The task >> Extract, exactly as written, all lines of the material below from the line that includes "Read all visible content and emit it as JSON." through its last line.

Extracted material >>
▽
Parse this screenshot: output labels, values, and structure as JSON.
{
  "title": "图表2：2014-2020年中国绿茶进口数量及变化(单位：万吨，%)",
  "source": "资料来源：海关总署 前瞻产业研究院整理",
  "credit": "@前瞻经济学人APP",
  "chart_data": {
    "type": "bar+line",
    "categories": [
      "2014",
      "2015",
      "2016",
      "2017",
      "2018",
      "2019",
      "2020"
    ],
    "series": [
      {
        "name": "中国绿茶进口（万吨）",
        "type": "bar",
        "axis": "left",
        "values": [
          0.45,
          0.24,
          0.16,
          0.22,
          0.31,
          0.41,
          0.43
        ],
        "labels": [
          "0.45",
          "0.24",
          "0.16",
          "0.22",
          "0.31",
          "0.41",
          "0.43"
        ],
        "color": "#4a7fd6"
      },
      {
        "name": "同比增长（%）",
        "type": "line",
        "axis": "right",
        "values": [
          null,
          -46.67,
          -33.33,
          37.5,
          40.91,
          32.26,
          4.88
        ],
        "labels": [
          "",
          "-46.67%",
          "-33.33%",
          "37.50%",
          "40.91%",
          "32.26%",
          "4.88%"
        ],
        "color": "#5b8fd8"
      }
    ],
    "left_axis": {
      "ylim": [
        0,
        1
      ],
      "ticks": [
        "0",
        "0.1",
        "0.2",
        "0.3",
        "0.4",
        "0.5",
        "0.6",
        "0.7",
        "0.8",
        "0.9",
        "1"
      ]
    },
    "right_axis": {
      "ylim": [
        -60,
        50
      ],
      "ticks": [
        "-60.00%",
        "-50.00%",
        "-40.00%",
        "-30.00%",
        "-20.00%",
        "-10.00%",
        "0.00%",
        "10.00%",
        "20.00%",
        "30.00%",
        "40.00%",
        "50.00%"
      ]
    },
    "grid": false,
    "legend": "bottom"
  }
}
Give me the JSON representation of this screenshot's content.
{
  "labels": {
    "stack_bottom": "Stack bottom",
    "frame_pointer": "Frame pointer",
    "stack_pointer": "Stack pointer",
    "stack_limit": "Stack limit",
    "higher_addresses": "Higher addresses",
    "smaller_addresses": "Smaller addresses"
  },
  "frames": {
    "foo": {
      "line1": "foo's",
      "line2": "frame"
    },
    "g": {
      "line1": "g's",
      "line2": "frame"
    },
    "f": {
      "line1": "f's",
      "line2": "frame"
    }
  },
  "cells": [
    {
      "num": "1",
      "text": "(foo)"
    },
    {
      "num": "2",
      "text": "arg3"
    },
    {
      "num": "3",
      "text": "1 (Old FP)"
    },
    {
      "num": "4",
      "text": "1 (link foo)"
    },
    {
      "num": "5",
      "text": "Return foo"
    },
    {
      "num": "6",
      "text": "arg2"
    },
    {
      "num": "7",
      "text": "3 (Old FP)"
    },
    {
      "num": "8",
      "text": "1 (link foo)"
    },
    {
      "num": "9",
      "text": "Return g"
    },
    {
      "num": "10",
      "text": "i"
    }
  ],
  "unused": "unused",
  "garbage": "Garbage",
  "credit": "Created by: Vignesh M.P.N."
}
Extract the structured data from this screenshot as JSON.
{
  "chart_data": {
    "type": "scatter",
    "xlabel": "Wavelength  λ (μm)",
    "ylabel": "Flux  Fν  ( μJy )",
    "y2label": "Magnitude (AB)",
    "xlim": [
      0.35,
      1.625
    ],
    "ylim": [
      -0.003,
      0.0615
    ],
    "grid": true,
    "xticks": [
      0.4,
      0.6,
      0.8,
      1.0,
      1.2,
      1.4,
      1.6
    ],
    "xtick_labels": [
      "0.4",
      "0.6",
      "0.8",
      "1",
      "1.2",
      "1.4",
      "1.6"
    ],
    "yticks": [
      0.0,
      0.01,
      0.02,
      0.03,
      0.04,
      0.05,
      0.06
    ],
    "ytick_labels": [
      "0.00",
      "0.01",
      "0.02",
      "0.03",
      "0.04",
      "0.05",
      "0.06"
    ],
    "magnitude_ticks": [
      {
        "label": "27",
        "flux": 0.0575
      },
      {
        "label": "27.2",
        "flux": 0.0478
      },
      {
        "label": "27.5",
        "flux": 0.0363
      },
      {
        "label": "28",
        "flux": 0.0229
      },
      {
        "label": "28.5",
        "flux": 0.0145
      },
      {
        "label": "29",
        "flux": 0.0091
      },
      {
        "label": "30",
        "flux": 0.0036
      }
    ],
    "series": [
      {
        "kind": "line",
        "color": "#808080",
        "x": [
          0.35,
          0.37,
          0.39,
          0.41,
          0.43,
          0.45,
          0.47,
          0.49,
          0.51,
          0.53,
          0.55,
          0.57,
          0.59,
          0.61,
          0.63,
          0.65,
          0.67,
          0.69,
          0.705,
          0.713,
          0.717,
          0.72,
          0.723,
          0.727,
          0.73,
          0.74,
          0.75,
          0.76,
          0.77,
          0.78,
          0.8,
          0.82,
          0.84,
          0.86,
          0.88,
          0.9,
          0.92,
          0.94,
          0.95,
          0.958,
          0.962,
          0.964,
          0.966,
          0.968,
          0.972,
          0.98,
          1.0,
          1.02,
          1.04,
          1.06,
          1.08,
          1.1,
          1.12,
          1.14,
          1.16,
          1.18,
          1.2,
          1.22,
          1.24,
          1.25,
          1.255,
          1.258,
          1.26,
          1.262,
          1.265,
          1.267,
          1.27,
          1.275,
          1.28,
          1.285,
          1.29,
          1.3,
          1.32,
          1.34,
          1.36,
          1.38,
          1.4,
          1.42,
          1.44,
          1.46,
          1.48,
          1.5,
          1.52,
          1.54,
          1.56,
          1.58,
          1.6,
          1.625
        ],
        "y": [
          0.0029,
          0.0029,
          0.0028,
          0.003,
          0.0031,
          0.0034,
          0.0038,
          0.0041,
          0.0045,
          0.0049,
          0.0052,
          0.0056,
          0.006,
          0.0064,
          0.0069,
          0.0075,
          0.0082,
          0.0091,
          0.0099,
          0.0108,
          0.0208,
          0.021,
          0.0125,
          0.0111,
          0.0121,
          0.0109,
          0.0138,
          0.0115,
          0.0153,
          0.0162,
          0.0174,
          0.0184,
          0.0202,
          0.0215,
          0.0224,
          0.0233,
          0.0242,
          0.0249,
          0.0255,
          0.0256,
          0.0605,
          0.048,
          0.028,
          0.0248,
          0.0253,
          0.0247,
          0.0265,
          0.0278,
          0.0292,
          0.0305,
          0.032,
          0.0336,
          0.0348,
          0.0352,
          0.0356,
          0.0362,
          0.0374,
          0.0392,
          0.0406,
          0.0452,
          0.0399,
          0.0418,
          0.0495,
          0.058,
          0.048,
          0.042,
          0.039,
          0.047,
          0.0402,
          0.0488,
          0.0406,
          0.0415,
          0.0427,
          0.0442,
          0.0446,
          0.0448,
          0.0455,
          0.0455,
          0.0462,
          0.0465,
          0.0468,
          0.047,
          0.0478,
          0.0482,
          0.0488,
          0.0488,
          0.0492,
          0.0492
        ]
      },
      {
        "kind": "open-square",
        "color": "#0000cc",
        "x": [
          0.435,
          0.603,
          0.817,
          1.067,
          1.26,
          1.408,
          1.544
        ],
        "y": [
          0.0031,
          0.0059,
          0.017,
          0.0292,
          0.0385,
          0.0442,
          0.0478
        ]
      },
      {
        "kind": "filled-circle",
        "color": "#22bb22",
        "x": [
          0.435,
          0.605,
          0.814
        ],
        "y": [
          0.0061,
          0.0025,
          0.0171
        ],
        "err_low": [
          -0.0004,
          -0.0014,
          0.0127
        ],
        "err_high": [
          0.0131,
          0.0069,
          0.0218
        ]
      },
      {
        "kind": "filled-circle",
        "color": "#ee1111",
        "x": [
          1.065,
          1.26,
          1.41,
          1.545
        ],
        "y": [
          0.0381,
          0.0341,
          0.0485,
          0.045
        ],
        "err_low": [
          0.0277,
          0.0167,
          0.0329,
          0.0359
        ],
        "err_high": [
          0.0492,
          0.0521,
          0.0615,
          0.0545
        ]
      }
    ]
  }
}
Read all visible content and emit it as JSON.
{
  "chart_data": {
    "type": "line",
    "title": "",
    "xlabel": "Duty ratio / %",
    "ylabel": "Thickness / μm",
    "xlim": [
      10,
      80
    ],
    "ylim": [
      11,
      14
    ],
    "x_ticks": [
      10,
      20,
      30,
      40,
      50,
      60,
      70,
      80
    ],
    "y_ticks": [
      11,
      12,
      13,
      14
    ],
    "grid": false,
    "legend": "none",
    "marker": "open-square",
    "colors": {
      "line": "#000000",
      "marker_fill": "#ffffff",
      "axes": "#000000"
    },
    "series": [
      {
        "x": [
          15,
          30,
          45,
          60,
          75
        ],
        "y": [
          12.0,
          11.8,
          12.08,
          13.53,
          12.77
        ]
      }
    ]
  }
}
△
Result of this task >>
Read all visible content and emit it as JSON.
{
  "chart_data": {
    "type": "line",
    "title": "",
    "xlabel": "Duty ratio / %",
    "ylabel": "Thickness / μm",
    "xlim": [
      10,
      80
    ],
    "ylim": [
      11,
      14
    ],
    "x_ticks": [
      10,
      20,
      30,
      40,
      50,
      60,
      70,
      80
    ],
    "y_ticks": [
      11,
      12,
      13,
      14
    ],
    "grid": false,
    "legend": "none",
    "marker": "open-square",
    "colors": {
      "line": "#000000",
      "marker_fill": "#ffffff",
      "axes": "#000000"
    },
    "series": [
      {
        "x": [
          15,
          30,
          45,
          60,
          75
        ],
        "y": [
          12.0,
          11.8,
          12.08,
          13.53,
          12.77
        ]
      }
    ]
  }
}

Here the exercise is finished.